## Your objective
Work out the number of lines with the word "type" in the material below, then reply with that number only.

[Records from a dataset]
▬▬▬▬▬▬
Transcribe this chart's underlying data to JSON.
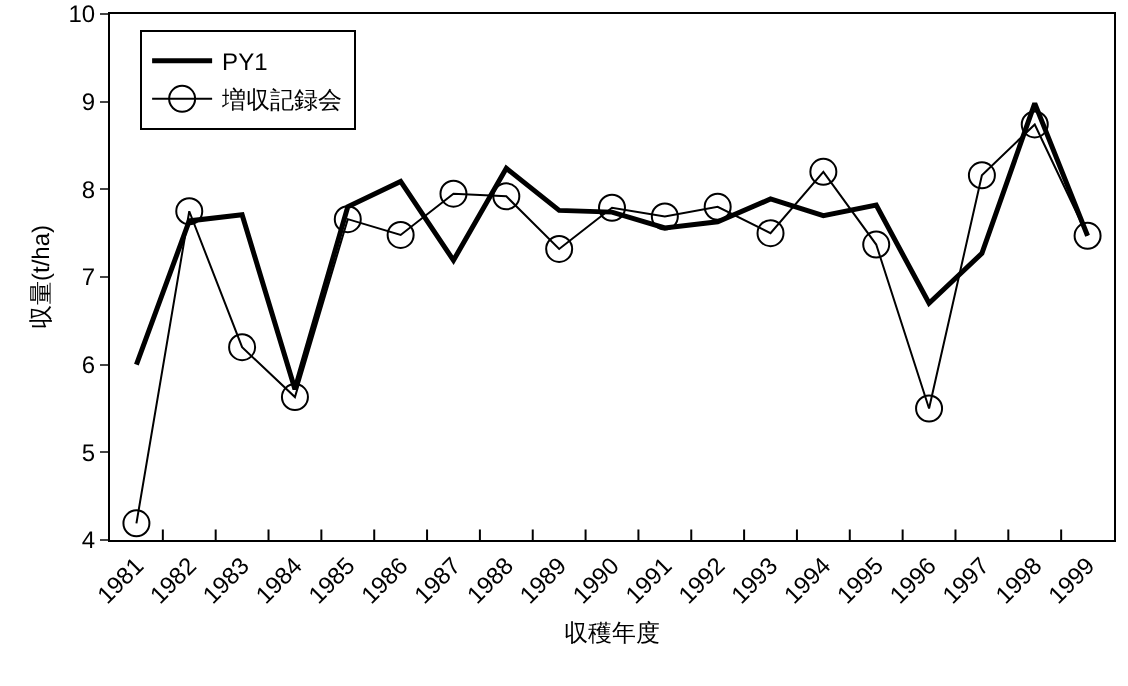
{
  "chart_data": {
    "type": "line",
    "xlabel": "収穫年度",
    "ylabel": "収量(t/ha)",
    "categories": [
      "1981",
      "1982",
      "1983",
      "1984",
      "1985",
      "1986",
      "1987",
      "1988",
      "1989",
      "1990",
      "1991",
      "1992",
      "1993",
      "1994",
      "1995",
      "1996",
      "1997",
      "1998",
      "1999"
    ],
    "series": [
      {
        "name": "PY1",
        "color": "#000000",
        "marker": "none",
        "values": [
          6.0,
          7.64,
          7.71,
          5.72,
          7.8,
          8.09,
          7.19,
          8.24,
          7.76,
          7.74,
          7.56,
          7.63,
          7.89,
          7.7,
          7.82,
          6.7,
          7.27,
          8.98,
          7.47
        ]
      },
      {
        "name": "増収記録会",
        "color": "#000000",
        "marker": "circle",
        "values": [
          4.19,
          7.75,
          6.2,
          5.63,
          7.66,
          7.48,
          7.95,
          7.92,
          7.32,
          7.79,
          7.69,
          7.8,
          7.5,
          8.2,
          7.37,
          5.5,
          8.16,
          8.74,
          7.47
        ]
      }
    ],
    "ylim": [
      4,
      10
    ],
    "yticks": [
      4,
      5,
      6,
      7,
      8,
      9,
      10
    ],
    "grid": false,
    "legend": "top left",
    "line_style": "solid"
  }
}
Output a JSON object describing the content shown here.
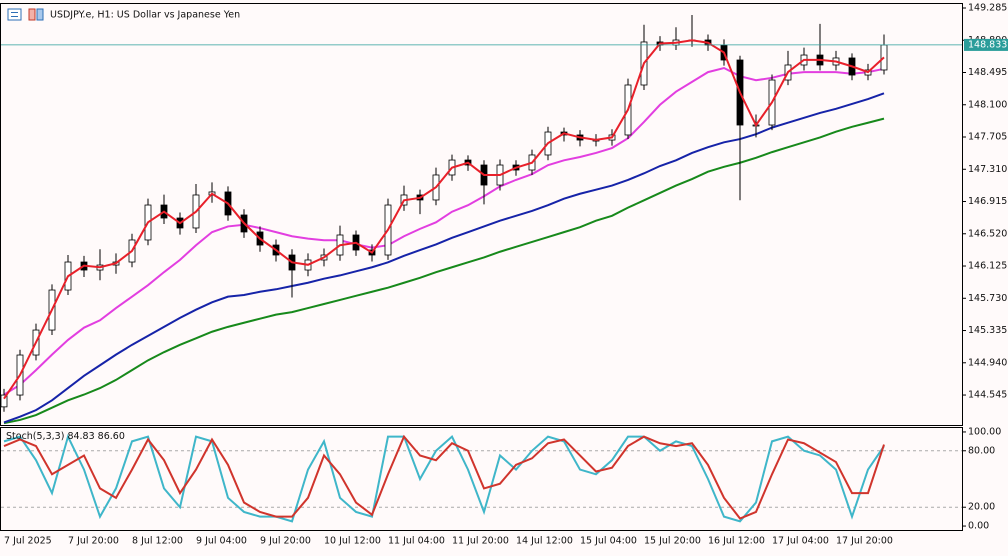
{
  "chart_data": [
    {
      "type": "candlestick",
      "title": "USDJPY.e, H1:  US Dollar vs Japanese Yen",
      "x": [
        "7 Jul 2025",
        null,
        null,
        null,
        "7 Jul 20:00",
        null,
        null,
        null,
        "8 Jul 12:00",
        null,
        null,
        null,
        "9 Jul 04:00",
        null,
        null,
        null,
        "9 Jul 20:00",
        null,
        null,
        null,
        "10 Jul 12:00",
        null,
        null,
        null,
        "11 Jul 04:00",
        null,
        null,
        null,
        "11 Jul 20:00",
        null,
        null,
        null,
        "14 Jul 12:00",
        null,
        null,
        null,
        "15 Jul 04:00",
        null,
        null,
        null,
        "15 Jul 20:00",
        null,
        null,
        null,
        "16 Jul 12:00",
        null,
        null,
        null,
        "17 Jul 04:00",
        null,
        null,
        null,
        "17 Jul 20:00",
        null,
        null,
        null
      ],
      "open": [
        144.4,
        144.545,
        145.035,
        145.341,
        145.831,
        146.174,
        146.076,
        146.137,
        146.174,
        146.444,
        146.872,
        146.713,
        146.591,
        146.995,
        147.032,
        146.75,
        146.542,
        146.382,
        146.26,
        146.076,
        146.199,
        146.26,
        146.505,
        146.321,
        146.26,
        146.872,
        146.995,
        146.934,
        147.24,
        147.423,
        147.362,
        147.117,
        147.362,
        147.301,
        147.485,
        147.766,
        147.73,
        147.668,
        147.668,
        147.73,
        148.342,
        148.869,
        148.832,
        148.893,
        148.893,
        148.832,
        148.648,
        147.852,
        147.852,
        148.403,
        148.587,
        148.709,
        148.587,
        148.673,
        148.464,
        148.526
      ],
      "high": [
        144.62,
        145.1,
        145.42,
        145.9,
        146.26,
        146.25,
        146.33,
        146.28,
        146.52,
        146.95,
        147.0,
        146.78,
        147.13,
        147.15,
        147.1,
        146.82,
        146.61,
        146.45,
        146.33,
        146.28,
        146.34,
        146.62,
        146.56,
        146.39,
        146.95,
        147.11,
        147.06,
        147.33,
        147.49,
        147.48,
        147.42,
        147.43,
        147.42,
        147.55,
        147.83,
        147.82,
        147.79,
        147.74,
        147.8,
        148.42,
        149.08,
        148.94,
        149.05,
        149.2,
        148.96,
        148.9,
        148.7,
        147.98,
        148.47,
        148.76,
        148.8,
        149.09,
        148.76,
        148.73,
        148.6,
        148.96
      ],
      "low": [
        144.34,
        144.48,
        144.97,
        145.28,
        145.77,
        145.99,
        145.95,
        146.03,
        146.11,
        146.38,
        146.64,
        146.51,
        146.53,
        146.9,
        146.68,
        146.47,
        146.3,
        146.18,
        145.74,
        146.0,
        146.12,
        146.19,
        146.25,
        146.18,
        146.2,
        146.8,
        146.76,
        146.87,
        147.17,
        147.29,
        146.88,
        147.05,
        147.23,
        147.24,
        147.42,
        147.65,
        147.59,
        147.59,
        147.6,
        147.68,
        148.28,
        148.76,
        148.77,
        148.81,
        148.76,
        148.58,
        146.93,
        147.7,
        147.79,
        148.34,
        148.52,
        148.52,
        148.52,
        148.4,
        148.4,
        148.47
      ],
      "close": [
        144.545,
        145.035,
        145.341,
        145.831,
        146.174,
        146.076,
        146.137,
        146.174,
        146.444,
        146.872,
        146.713,
        146.591,
        146.995,
        147.032,
        146.75,
        146.542,
        146.382,
        146.26,
        146.076,
        146.199,
        146.26,
        146.505,
        146.321,
        146.26,
        146.872,
        146.995,
        146.934,
        147.24,
        147.423,
        147.362,
        147.117,
        147.362,
        147.301,
        147.485,
        147.766,
        147.73,
        147.668,
        147.668,
        147.73,
        148.342,
        148.869,
        148.832,
        148.893,
        148.893,
        148.832,
        148.648,
        147.852,
        147.852,
        148.403,
        148.587,
        148.709,
        148.587,
        148.673,
        148.464,
        148.526,
        148.833
      ],
      "up_color": "#ffffff",
      "down_color": "#000000",
      "series": [
        {
          "color": "#17891b",
          "values": [
            144.2,
            144.24,
            144.3,
            144.39,
            144.48,
            144.55,
            144.63,
            144.73,
            144.85,
            144.97,
            145.07,
            145.16,
            145.24,
            145.32,
            145.38,
            145.43,
            145.48,
            145.53,
            145.56,
            145.61,
            145.66,
            145.71,
            145.76,
            145.81,
            145.86,
            145.92,
            145.98,
            146.05,
            146.11,
            146.17,
            146.23,
            146.3,
            146.36,
            146.42,
            146.48,
            146.54,
            146.6,
            146.68,
            146.74,
            146.84,
            146.93,
            147.02,
            147.11,
            147.19,
            147.28,
            147.34,
            147.39,
            147.45,
            147.52,
            147.58,
            147.64,
            147.7,
            147.77,
            147.83,
            147.88,
            147.93
          ]
        },
        {
          "color": "#1623a8",
          "values": [
            144.21,
            144.28,
            144.36,
            144.48,
            144.63,
            144.78,
            144.91,
            145.04,
            145.16,
            145.27,
            145.38,
            145.49,
            145.59,
            145.68,
            145.75,
            145.77,
            145.81,
            145.84,
            145.88,
            145.92,
            145.97,
            146.01,
            146.06,
            146.11,
            146.17,
            146.25,
            146.32,
            146.39,
            146.47,
            146.54,
            146.61,
            146.68,
            146.74,
            146.8,
            146.87,
            146.95,
            147.01,
            147.06,
            147.11,
            147.18,
            147.26,
            147.35,
            147.42,
            147.51,
            147.58,
            147.64,
            147.68,
            147.74,
            147.82,
            147.88,
            147.94,
            148.0,
            148.05,
            148.11,
            148.17,
            148.24
          ]
        },
        {
          "color": "#e23ee0",
          "values": [
            144.55,
            144.67,
            144.85,
            145.04,
            145.22,
            145.37,
            145.46,
            145.61,
            145.75,
            145.89,
            146.05,
            146.2,
            146.38,
            146.54,
            146.61,
            146.63,
            146.59,
            146.54,
            146.49,
            146.46,
            146.44,
            146.44,
            146.39,
            146.35,
            146.38,
            146.49,
            146.58,
            146.66,
            146.79,
            146.87,
            146.98,
            147.1,
            147.18,
            147.25,
            147.36,
            147.42,
            147.46,
            147.51,
            147.57,
            147.69,
            147.89,
            148.1,
            148.26,
            148.38,
            148.5,
            148.55,
            148.45,
            148.4,
            148.43,
            148.48,
            148.5,
            148.5,
            148.5,
            148.48,
            148.5,
            148.54
          ]
        },
        {
          "color": "#e8202a",
          "values": [
            144.5,
            144.79,
            145.19,
            145.59,
            146.0,
            146.13,
            146.11,
            146.16,
            146.31,
            146.66,
            146.79,
            146.65,
            146.79,
            147.01,
            146.89,
            146.65,
            146.46,
            146.32,
            146.17,
            146.14,
            146.23,
            146.38,
            146.41,
            146.29,
            146.57,
            146.93,
            146.96,
            147.09,
            147.33,
            147.39,
            147.24,
            147.24,
            147.33,
            147.39,
            147.63,
            147.75,
            147.7,
            147.67,
            147.7,
            148.04,
            148.61,
            148.85,
            148.86,
            148.89,
            148.86,
            148.74,
            148.25,
            147.85,
            148.13,
            148.5,
            148.65,
            148.65,
            148.63,
            148.57,
            148.5,
            148.68
          ]
        }
      ],
      "ylim": [
        144.178,
        149.334
      ],
      "yticks": [
        149.285,
        {
          "value": 148.89,
          "label": "148.890"
        },
        148.495,
        {
          "value": 148.1,
          "label": "148.100"
        },
        147.705,
        {
          "value": 147.31,
          "label": "147.310"
        },
        146.915,
        {
          "value": 146.52,
          "label": "146.520"
        },
        146.125,
        {
          "value": 145.73,
          "label": "145.730"
        },
        145.335,
        {
          "value": 144.94,
          "label": "144.940"
        },
        144.545
      ],
      "last_price": 148.833,
      "last_price_color": "#2a9d9a"
    },
    {
      "type": "line",
      "title": "Stoch(5,3,3)",
      "series": [
        {
          "color": "#3fb6c9",
          "values": [
            90,
            95,
            70,
            35,
            95,
            60,
            10,
            40,
            90,
            95,
            40,
            20,
            95,
            90,
            30,
            15,
            10,
            10,
            5,
            60,
            90,
            30,
            15,
            10,
            95,
            95,
            50,
            80,
            95,
            60,
            15,
            75,
            60,
            80,
            95,
            90,
            60,
            55,
            70,
            95,
            95,
            80,
            90,
            85,
            50,
            10,
            5,
            25,
            90,
            95,
            80,
            75,
            60,
            10,
            60,
            84.83
          ]
        },
        {
          "color": "#d0342c",
          "values": [
            85,
            92,
            85,
            55,
            65,
            75,
            40,
            30,
            60,
            92,
            70,
            35,
            60,
            92,
            65,
            25,
            15,
            10,
            10,
            30,
            75,
            55,
            25,
            12,
            55,
            95,
            75,
            70,
            88,
            80,
            40,
            45,
            65,
            72,
            88,
            92,
            75,
            58,
            62,
            85,
            95,
            88,
            85,
            88,
            65,
            30,
            8,
            15,
            55,
            92,
            88,
            78,
            68,
            35,
            35,
            86.6
          ],
          "last_value_label": "86.60"
        }
      ],
      "ylim": [
        -4.2,
        104.2
      ],
      "yticks": [
        {
          "value": 100,
          "label": "100.00"
        },
        {
          "value": 80,
          "label": "80.00"
        },
        {
          "value": 20,
          "label": "20.00"
        },
        {
          "value": 0,
          "label": "0.00"
        }
      ],
      "levels": [
        80,
        20
      ]
    }
  ]
}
▬▬▬▬▬▬
## Result of the exercise
3